## Records from a collection of figures
◇ ◇ ◇ ◇ ◇ ◇ ◇
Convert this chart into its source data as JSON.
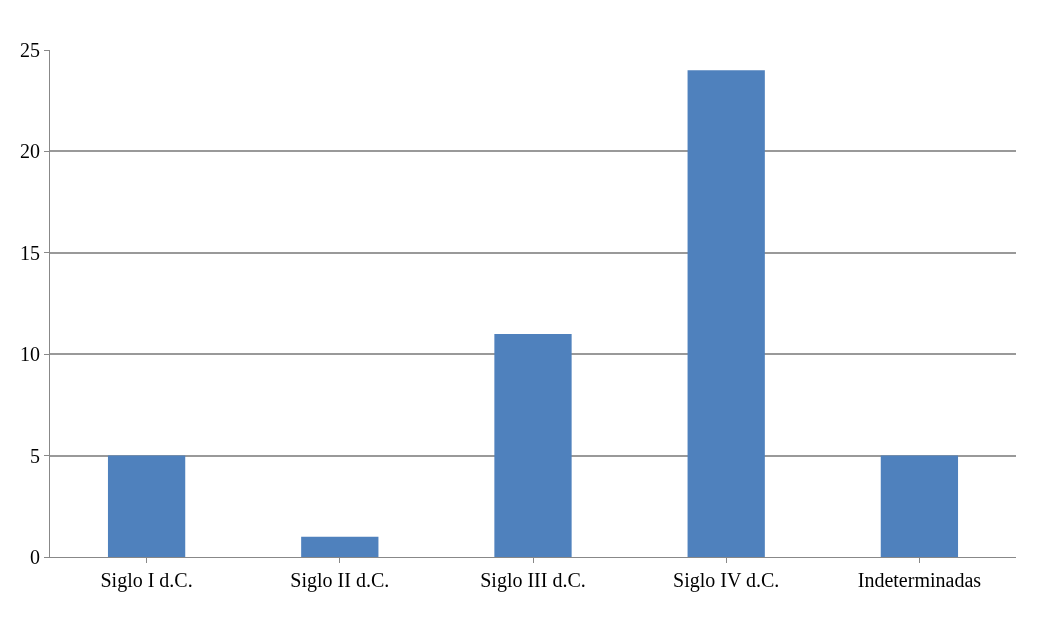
{
  "chart_data": {
    "type": "bar",
    "categories": [
      "Siglo I d.C.",
      "Siglo II d.C.",
      "Siglo III d.C.",
      "Siglo IV d.C.",
      "Indeterminadas"
    ],
    "values": [
      5,
      1,
      11,
      24,
      5
    ],
    "color": "#4f81bd",
    "ylim": [
      0,
      25
    ],
    "yticks": [
      0,
      5,
      10,
      15,
      20,
      25
    ],
    "grid": "y"
  }
}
◇ ◇ ◇ ◇ ◇ ◇ ◇
## EXERCISE DESCRIPTION
Return the records exactly. Don't carry the pictures over.

## RESPONSE
Convert this chart into its source data as JSON.
{
  "chart_data": {
    "type": "bar",
    "categories": [
      "Siglo I d.C.",
      "Siglo II d.C.",
      "Siglo III d.C.",
      "Siglo IV d.C.",
      "Indeterminadas"
    ],
    "values": [
      5,
      1,
      11,
      24,
      5
    ],
    "color": "#4f81bd",
    "ylim": [
      0,
      25
    ],
    "yticks": [
      0,
      5,
      10,
      15,
      20,
      25
    ],
    "grid": "y"
  }
}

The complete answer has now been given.